─── EXTRACTED ENTRIES

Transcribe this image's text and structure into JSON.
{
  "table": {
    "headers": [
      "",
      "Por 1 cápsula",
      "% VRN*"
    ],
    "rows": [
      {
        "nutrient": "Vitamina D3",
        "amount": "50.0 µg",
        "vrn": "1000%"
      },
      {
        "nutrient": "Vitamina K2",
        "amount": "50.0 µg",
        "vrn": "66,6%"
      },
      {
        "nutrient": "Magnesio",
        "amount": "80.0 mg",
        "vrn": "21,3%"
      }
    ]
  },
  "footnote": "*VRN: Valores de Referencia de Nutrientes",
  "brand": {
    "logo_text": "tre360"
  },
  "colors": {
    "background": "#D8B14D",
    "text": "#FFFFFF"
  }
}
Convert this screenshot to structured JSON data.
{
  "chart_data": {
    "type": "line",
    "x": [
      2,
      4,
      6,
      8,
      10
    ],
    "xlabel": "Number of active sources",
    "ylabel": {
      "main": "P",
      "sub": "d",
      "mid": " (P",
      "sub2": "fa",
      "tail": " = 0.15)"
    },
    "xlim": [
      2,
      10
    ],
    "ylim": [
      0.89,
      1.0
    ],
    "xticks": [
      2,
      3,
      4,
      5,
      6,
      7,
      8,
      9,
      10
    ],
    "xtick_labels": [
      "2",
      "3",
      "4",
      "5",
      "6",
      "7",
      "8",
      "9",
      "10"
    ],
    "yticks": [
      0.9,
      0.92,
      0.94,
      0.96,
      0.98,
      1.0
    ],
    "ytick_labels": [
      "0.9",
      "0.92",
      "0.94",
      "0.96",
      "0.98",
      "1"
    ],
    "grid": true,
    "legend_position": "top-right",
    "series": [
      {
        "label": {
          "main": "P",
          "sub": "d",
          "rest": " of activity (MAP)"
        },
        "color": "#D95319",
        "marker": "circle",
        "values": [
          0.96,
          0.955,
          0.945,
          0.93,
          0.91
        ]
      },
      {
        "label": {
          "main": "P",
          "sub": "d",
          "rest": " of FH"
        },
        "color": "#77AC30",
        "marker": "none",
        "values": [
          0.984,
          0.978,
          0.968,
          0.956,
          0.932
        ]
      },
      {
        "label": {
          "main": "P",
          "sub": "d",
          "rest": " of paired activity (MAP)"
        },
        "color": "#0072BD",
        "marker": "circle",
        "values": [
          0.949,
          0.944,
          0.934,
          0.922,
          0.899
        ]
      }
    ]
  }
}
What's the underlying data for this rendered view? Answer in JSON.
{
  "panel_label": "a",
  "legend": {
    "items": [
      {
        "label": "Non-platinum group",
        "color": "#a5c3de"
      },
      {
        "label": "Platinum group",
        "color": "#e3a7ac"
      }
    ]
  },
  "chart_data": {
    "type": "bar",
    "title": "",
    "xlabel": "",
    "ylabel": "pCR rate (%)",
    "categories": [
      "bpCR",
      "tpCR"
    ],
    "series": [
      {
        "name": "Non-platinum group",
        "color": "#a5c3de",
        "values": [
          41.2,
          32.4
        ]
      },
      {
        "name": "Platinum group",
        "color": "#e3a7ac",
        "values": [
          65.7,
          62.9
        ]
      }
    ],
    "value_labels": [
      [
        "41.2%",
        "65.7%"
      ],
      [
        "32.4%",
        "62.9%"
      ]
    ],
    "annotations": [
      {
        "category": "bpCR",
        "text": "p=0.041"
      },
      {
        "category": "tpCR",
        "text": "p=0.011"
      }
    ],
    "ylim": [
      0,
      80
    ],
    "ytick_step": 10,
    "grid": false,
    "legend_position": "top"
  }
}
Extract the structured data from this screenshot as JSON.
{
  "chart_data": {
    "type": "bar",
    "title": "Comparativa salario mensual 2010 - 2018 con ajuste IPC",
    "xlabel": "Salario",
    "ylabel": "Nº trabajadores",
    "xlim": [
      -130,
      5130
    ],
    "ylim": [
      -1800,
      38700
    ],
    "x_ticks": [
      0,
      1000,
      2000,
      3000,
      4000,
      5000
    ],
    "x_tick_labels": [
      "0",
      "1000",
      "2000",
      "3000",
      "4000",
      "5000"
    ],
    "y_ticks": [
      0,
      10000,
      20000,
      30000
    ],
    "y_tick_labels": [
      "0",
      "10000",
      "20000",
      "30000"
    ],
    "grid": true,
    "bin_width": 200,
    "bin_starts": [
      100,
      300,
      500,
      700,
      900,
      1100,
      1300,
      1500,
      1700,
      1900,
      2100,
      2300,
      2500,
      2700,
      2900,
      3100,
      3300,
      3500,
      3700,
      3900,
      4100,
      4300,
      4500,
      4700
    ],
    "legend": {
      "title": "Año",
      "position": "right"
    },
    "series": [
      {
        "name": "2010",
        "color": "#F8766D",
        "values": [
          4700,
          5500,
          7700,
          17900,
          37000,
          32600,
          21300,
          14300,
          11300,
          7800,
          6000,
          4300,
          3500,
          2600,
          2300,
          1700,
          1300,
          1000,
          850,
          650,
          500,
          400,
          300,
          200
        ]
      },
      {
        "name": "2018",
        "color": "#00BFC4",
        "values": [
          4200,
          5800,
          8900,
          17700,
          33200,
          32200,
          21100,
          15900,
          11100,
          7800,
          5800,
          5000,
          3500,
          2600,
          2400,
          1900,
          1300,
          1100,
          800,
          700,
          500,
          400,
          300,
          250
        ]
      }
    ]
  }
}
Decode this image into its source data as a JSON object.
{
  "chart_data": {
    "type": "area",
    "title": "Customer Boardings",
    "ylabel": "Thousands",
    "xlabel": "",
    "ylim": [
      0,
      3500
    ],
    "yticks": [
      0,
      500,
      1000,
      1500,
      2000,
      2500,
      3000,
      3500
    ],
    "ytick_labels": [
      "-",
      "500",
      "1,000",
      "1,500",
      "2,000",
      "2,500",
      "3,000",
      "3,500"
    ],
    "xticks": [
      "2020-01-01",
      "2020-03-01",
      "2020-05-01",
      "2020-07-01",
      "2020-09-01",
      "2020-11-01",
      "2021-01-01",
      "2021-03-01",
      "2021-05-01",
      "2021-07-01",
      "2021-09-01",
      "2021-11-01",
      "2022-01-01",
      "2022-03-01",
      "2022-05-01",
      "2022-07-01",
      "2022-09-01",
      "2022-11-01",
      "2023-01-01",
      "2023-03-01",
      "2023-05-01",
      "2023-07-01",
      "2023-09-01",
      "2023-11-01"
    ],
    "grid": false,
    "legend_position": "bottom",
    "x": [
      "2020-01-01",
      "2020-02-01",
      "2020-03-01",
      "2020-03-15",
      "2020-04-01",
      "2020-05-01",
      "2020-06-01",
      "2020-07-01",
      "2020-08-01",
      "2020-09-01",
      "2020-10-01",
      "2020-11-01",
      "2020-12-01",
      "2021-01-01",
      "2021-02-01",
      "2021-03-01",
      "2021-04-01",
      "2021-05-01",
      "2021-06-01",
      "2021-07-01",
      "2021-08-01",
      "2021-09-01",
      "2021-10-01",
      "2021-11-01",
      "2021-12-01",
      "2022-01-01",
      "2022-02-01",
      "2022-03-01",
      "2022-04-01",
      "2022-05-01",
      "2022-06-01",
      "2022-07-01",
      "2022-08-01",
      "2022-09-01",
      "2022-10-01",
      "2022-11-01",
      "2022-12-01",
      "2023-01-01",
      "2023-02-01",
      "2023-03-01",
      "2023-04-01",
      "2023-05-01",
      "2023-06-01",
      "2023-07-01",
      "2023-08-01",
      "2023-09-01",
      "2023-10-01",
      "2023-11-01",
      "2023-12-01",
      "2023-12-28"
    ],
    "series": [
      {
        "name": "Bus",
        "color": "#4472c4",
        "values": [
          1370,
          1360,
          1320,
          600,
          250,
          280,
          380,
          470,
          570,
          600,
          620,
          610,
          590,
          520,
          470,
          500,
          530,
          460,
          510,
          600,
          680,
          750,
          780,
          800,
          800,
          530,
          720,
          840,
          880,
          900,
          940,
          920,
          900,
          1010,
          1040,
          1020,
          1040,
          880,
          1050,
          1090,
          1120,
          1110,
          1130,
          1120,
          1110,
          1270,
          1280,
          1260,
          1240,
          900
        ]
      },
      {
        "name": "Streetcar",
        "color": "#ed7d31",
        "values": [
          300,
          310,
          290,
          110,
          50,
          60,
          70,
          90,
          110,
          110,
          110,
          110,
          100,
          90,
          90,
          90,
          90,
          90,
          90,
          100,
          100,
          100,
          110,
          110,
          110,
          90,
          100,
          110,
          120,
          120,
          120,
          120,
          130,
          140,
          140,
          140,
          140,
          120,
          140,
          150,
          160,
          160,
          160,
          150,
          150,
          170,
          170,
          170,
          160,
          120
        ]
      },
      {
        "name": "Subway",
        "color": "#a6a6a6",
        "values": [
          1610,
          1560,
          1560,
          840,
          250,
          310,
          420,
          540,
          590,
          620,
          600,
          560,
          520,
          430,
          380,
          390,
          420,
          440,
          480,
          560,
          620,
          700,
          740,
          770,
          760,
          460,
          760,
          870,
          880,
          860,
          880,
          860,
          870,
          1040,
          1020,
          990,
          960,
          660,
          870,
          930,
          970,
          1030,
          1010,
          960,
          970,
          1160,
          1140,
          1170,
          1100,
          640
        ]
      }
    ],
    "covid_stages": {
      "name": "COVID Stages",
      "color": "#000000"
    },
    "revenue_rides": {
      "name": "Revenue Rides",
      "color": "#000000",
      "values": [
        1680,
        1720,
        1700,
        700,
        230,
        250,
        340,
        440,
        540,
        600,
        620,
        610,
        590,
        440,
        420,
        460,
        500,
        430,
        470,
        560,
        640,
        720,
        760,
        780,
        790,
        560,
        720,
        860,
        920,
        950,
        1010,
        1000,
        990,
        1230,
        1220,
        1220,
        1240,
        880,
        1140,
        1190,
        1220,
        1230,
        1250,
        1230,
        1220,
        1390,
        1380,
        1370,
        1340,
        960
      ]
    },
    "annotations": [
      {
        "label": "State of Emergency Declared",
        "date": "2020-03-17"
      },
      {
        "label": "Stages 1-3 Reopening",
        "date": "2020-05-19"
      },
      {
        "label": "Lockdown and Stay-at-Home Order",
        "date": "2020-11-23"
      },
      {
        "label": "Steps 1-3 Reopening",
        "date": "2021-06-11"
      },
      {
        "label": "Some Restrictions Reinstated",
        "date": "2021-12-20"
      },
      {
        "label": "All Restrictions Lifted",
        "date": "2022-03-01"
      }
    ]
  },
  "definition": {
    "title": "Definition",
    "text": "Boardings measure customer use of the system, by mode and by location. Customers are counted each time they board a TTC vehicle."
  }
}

──────

→ **PROBLEM DESCRIPTION**: Using the listing, collect all lines in which the string "type" is found.

→ **EXPECTED ANSWER**:
    "type": "line",
    "type": "bar",
    "type": "bar",
    "type": "area",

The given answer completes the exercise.